begin

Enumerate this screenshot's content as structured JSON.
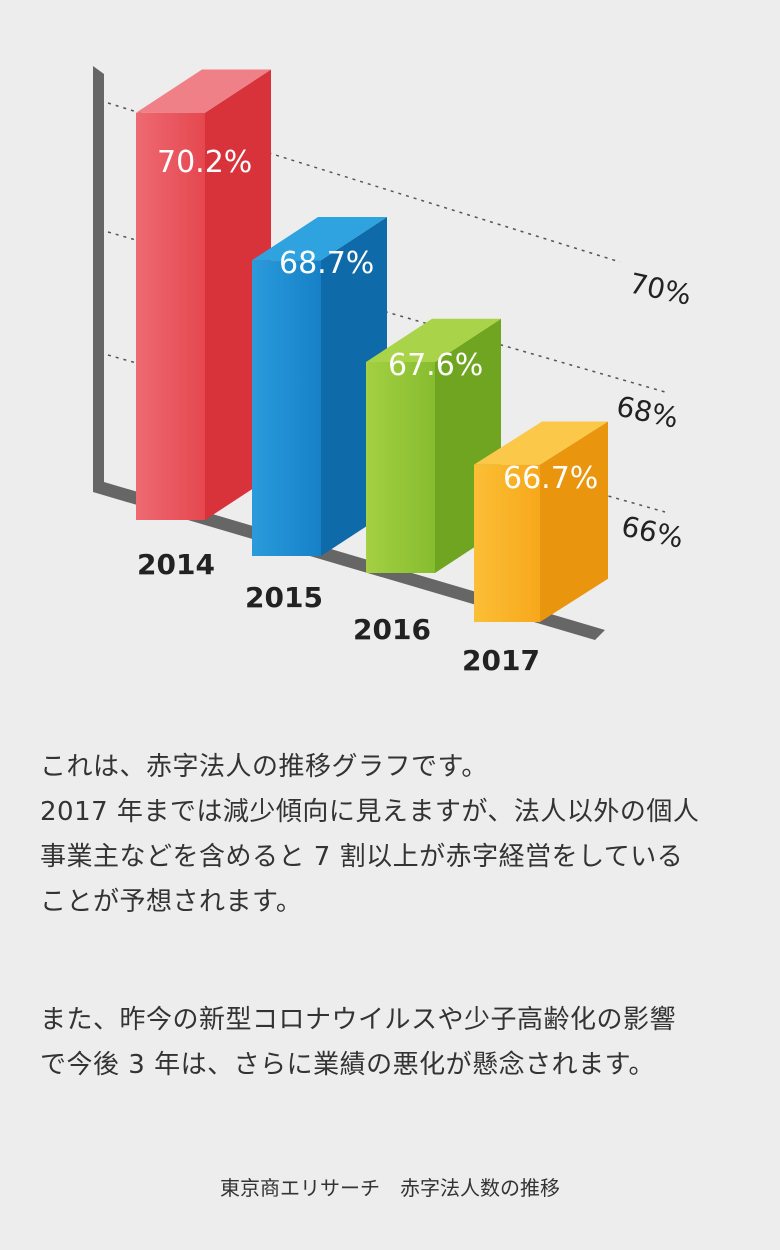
{
  "chart_data": {
    "type": "bar",
    "categories": [
      "2014",
      "2015",
      "2016",
      "2017"
    ],
    "values": [
      70.2,
      68.7,
      67.6,
      66.7
    ],
    "value_labels": [
      "70.2%",
      "68.7%",
      "67.6%",
      "66.7%"
    ],
    "y_ticks": [
      "70%",
      "68%",
      "66%"
    ],
    "bar_colors": [
      "#e23a43",
      "#1a86c8",
      "#8cc63f",
      "#f7a81b"
    ],
    "grid": "dotted",
    "style": "3d-perspective"
  },
  "description": {
    "paragraph1_lines": [
      "これは、赤字法人の推移グラフです。",
      "2017 年までは減少傾向に見えますが、法人以外の個人",
      "事業主などを含めると 7 割以上が赤字経営をしている",
      "ことが予想されます。"
    ],
    "paragraph2_lines": [
      "また、昨今の新型コロナウイルスや少子高齢化の影響",
      "で今後 3 年は、さらに業績の悪化が懸念されます。"
    ]
  },
  "caption": "東京商エリサーチ　赤字法人数の推移"
}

end

**EXERCISE:** All records should be output exactly, with the pictures left out.

**EXPECTED ANSWER:**
Enumerate this screenshot's content as structured JSON.
{
  "chart_data": {
    "type": "bar",
    "categories": [
      "2014",
      "2015",
      "2016",
      "2017"
    ],
    "values": [
      70.2,
      68.7,
      67.6,
      66.7
    ],
    "value_labels": [
      "70.2%",
      "68.7%",
      "67.6%",
      "66.7%"
    ],
    "y_ticks": [
      "70%",
      "68%",
      "66%"
    ],
    "bar_colors": [
      "#e23a43",
      "#1a86c8",
      "#8cc63f",
      "#f7a81b"
    ],
    "grid": "dotted",
    "style": "3d-perspective"
  },
  "description": {
    "paragraph1_lines": [
      "これは、赤字法人の推移グラフです。",
      "2017 年までは減少傾向に見えますが、法人以外の個人",
      "事業主などを含めると 7 割以上が赤字経営をしている",
      "ことが予想されます。"
    ],
    "paragraph2_lines": [
      "また、昨今の新型コロナウイルスや少子高齢化の影響",
      "で今後 3 年は、さらに業績の悪化が懸念されます。"
    ]
  },
  "caption": "東京商エリサーチ　赤字法人数の推移"
}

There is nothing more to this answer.